**DATA FOR PROCESSING:**

* begin *

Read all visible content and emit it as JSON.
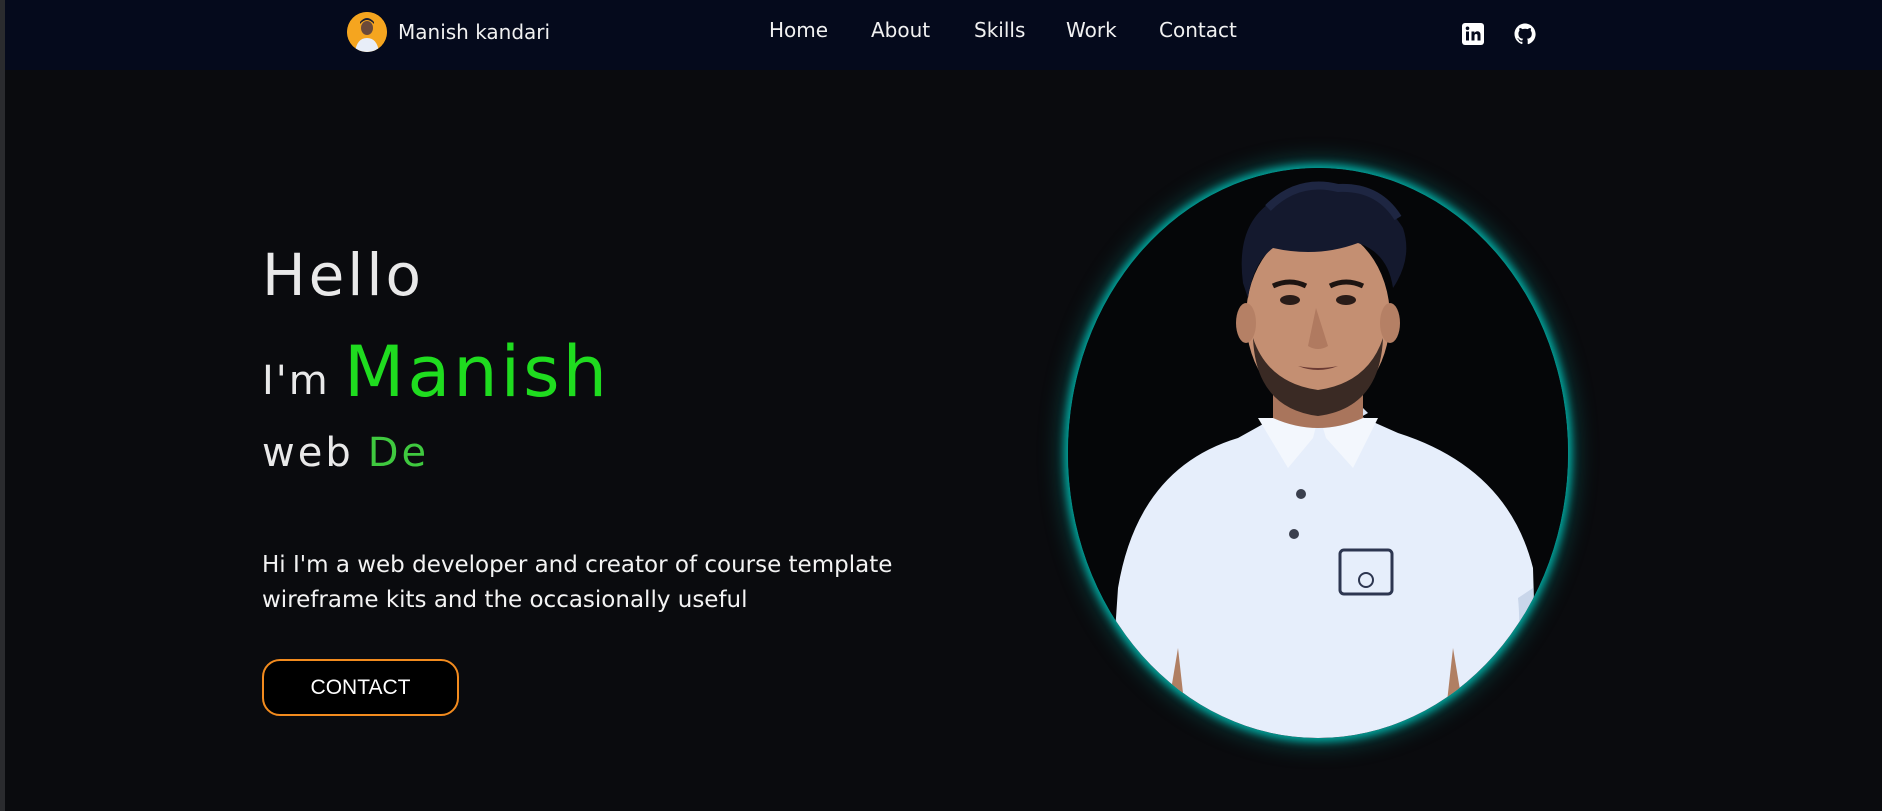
{
  "nav": {
    "brand_name": "Manish kandari",
    "links": [
      "Home",
      "About",
      "Skills",
      "Work",
      "Contact"
    ],
    "social_icons": [
      "linkedin-icon",
      "github-icon"
    ]
  },
  "hero": {
    "greeting": "Hello",
    "iam": "I'm",
    "name": "Manish",
    "role_static": "web",
    "role_typed": "De",
    "description": "Hi I'm a web developer and creator of course template wireframe kits and the occasionally useful",
    "cta_label": "CONTACT",
    "portrait": "profile-photo"
  },
  "colors": {
    "nav_bg": "#050a1c",
    "page_bg": "#0a0b0e",
    "accent_green": "#1fdc1f",
    "button_border": "#f28b1e",
    "portrait_glow": "#00c8be"
  }
}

* end *

**TASK:**
Reproduce the entries exactly. Do not carry over any picture.

**RESULT FOR THIS TASK:**
Read all visible content and emit it as JSON.
{
  "nav": {
    "brand_name": "Manish kandari",
    "links": [
      "Home",
      "About",
      "Skills",
      "Work",
      "Contact"
    ],
    "social_icons": [
      "linkedin-icon",
      "github-icon"
    ]
  },
  "hero": {
    "greeting": "Hello",
    "iam": "I'm",
    "name": "Manish",
    "role_static": "web",
    "role_typed": "De",
    "description": "Hi I'm a web developer and creator of course template wireframe kits and the occasionally useful",
    "cta_label": "CONTACT",
    "portrait": "profile-photo"
  },
  "colors": {
    "nav_bg": "#050a1c",
    "page_bg": "#0a0b0e",
    "accent_green": "#1fdc1f",
    "button_border": "#f28b1e",
    "portrait_glow": "#00c8be"
  }
}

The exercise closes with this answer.